Start Material for the task
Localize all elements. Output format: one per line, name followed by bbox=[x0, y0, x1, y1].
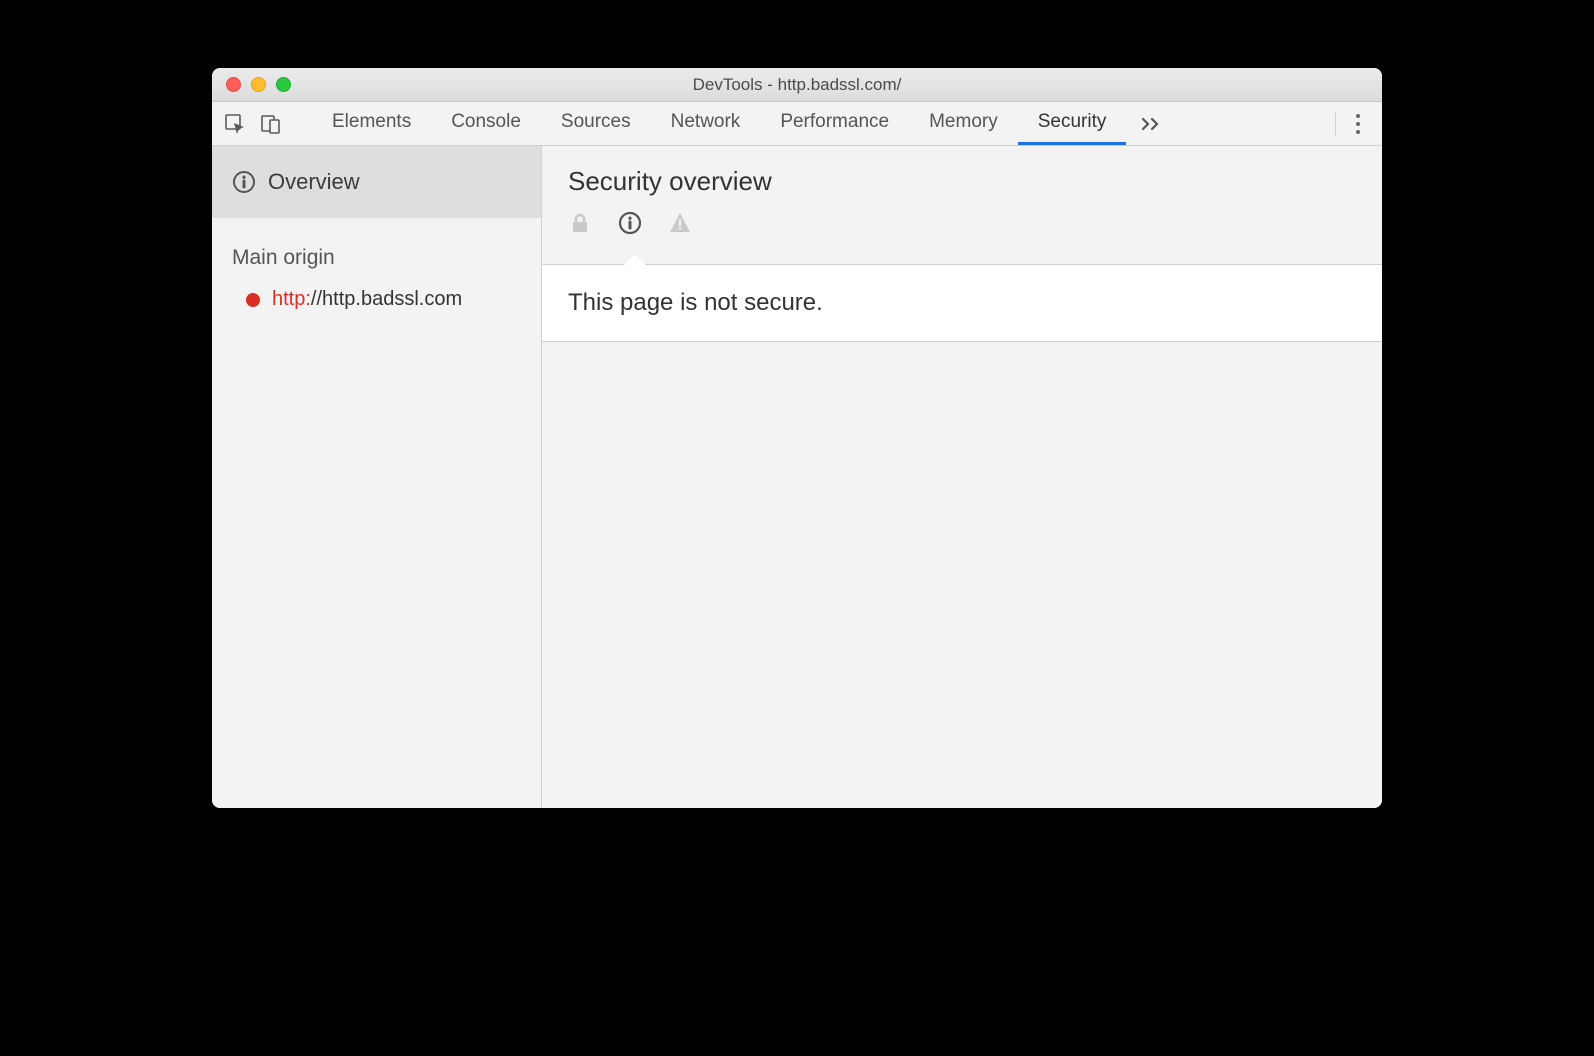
minimize-button[interactable] bbox=[251, 77, 266, 92]
origin-scheme: http: bbox=[272, 288, 311, 310]
close-button[interactable] bbox=[226, 77, 241, 92]
info-icon bbox=[232, 170, 256, 194]
sidebar-section-heading: Main origin bbox=[212, 218, 541, 282]
tab-elements[interactable]: Elements bbox=[312, 102, 431, 145]
inspect-element-icon[interactable] bbox=[224, 113, 246, 135]
origin-status-dot bbox=[246, 293, 260, 307]
window-title: DevTools - http.badssl.com/ bbox=[212, 75, 1382, 95]
tab-performance[interactable]: Performance bbox=[760, 102, 909, 145]
traffic-lights bbox=[212, 77, 291, 92]
lock-icon[interactable] bbox=[568, 211, 592, 235]
origin-url: http://http.badssl.com bbox=[272, 288, 462, 311]
tab-network[interactable]: Network bbox=[651, 102, 761, 145]
zoom-button[interactable] bbox=[276, 77, 291, 92]
toolbar-divider bbox=[1335, 111, 1336, 137]
tabs-overflow-icon[interactable] bbox=[1126, 102, 1176, 145]
info-icon[interactable] bbox=[618, 211, 642, 235]
warning-icon[interactable] bbox=[668, 211, 692, 235]
status-pointer-caret bbox=[624, 254, 646, 265]
toolbar-right bbox=[1335, 108, 1370, 140]
security-overview-heading: Security overview bbox=[542, 146, 1382, 211]
tab-sources[interactable]: Sources bbox=[541, 102, 651, 145]
status-pointer-row bbox=[542, 253, 1382, 265]
security-main-panel: Security overview bbox=[542, 146, 1382, 808]
device-toggle-icon[interactable] bbox=[260, 113, 282, 135]
devtools-tabs: Elements Console Sources Network Perform… bbox=[312, 102, 1176, 145]
tab-memory[interactable]: Memory bbox=[909, 102, 1018, 145]
tab-console[interactable]: Console bbox=[431, 102, 541, 145]
toolbar-left bbox=[224, 113, 282, 135]
settings-menu-icon[interactable] bbox=[1346, 108, 1370, 140]
origin-row[interactable]: http://http.badssl.com bbox=[212, 282, 541, 317]
security-message: This page is not secure. bbox=[542, 265, 1382, 342]
devtools-window: DevTools - http.badssl.com/ Elements Con… bbox=[212, 68, 1382, 808]
security-sidebar: Overview Main origin http://http.badssl.… bbox=[212, 146, 542, 808]
devtools-toolbar: Elements Console Sources Network Perform… bbox=[212, 102, 1382, 146]
sidebar-overview-row[interactable]: Overview bbox=[212, 146, 541, 218]
security-status-icons bbox=[542, 211, 1382, 253]
panel-body: Overview Main origin http://http.badssl.… bbox=[212, 146, 1382, 808]
overview-label: Overview bbox=[268, 169, 360, 195]
tab-security[interactable]: Security bbox=[1018, 102, 1127, 145]
titlebar: DevTools - http.badssl.com/ bbox=[212, 68, 1382, 102]
origin-host: //http.badssl.com bbox=[311, 288, 462, 310]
End Material for the task
#### [Prompt]
How many lines in the items above contain the string "status"? Treat uppercase and lowercase as different, and give only the number.

#### [Full answer]
4